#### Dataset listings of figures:
# # # # #

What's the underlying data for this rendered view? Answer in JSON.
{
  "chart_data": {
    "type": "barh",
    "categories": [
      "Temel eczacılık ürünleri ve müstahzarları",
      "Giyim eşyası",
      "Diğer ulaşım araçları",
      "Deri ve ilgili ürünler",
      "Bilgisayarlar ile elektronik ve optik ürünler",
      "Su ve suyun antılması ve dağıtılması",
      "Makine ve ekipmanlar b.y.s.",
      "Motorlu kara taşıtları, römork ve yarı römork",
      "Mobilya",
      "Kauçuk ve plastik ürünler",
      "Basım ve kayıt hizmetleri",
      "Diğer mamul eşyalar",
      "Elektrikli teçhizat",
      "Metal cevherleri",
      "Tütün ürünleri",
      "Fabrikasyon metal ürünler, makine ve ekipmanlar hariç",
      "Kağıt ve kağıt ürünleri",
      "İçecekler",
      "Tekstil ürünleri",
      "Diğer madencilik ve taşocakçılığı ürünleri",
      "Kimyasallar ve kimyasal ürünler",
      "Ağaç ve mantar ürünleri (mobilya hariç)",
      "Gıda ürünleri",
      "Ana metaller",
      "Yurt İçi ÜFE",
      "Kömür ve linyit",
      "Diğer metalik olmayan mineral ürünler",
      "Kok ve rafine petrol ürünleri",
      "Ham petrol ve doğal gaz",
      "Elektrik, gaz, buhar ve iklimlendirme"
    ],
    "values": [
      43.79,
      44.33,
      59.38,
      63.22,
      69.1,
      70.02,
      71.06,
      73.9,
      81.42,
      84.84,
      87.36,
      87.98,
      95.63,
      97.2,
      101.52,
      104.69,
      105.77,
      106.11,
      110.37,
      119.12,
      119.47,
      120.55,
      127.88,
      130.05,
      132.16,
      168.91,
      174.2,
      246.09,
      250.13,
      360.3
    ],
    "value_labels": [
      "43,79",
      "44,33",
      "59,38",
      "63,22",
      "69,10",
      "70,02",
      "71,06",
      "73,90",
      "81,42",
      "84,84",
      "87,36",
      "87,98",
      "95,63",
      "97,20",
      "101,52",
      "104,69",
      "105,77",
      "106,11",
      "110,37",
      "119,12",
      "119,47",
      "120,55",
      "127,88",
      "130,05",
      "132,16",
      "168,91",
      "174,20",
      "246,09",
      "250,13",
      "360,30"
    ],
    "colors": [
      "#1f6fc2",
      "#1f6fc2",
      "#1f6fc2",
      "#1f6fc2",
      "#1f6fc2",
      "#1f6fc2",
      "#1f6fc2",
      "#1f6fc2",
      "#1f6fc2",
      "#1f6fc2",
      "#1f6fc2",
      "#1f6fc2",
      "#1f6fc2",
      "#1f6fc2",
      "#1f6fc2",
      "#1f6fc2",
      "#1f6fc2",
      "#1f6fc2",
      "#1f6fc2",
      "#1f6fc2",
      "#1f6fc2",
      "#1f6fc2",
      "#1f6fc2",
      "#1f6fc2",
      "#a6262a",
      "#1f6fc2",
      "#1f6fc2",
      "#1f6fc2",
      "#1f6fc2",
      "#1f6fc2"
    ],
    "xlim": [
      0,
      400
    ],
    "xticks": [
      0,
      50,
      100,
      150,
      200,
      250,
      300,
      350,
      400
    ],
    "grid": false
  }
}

# # # # #

#### AIM:
State how many lines hold the word "ekipmanlar". The number is the whole answer.

#### FULL SOLUTION:
2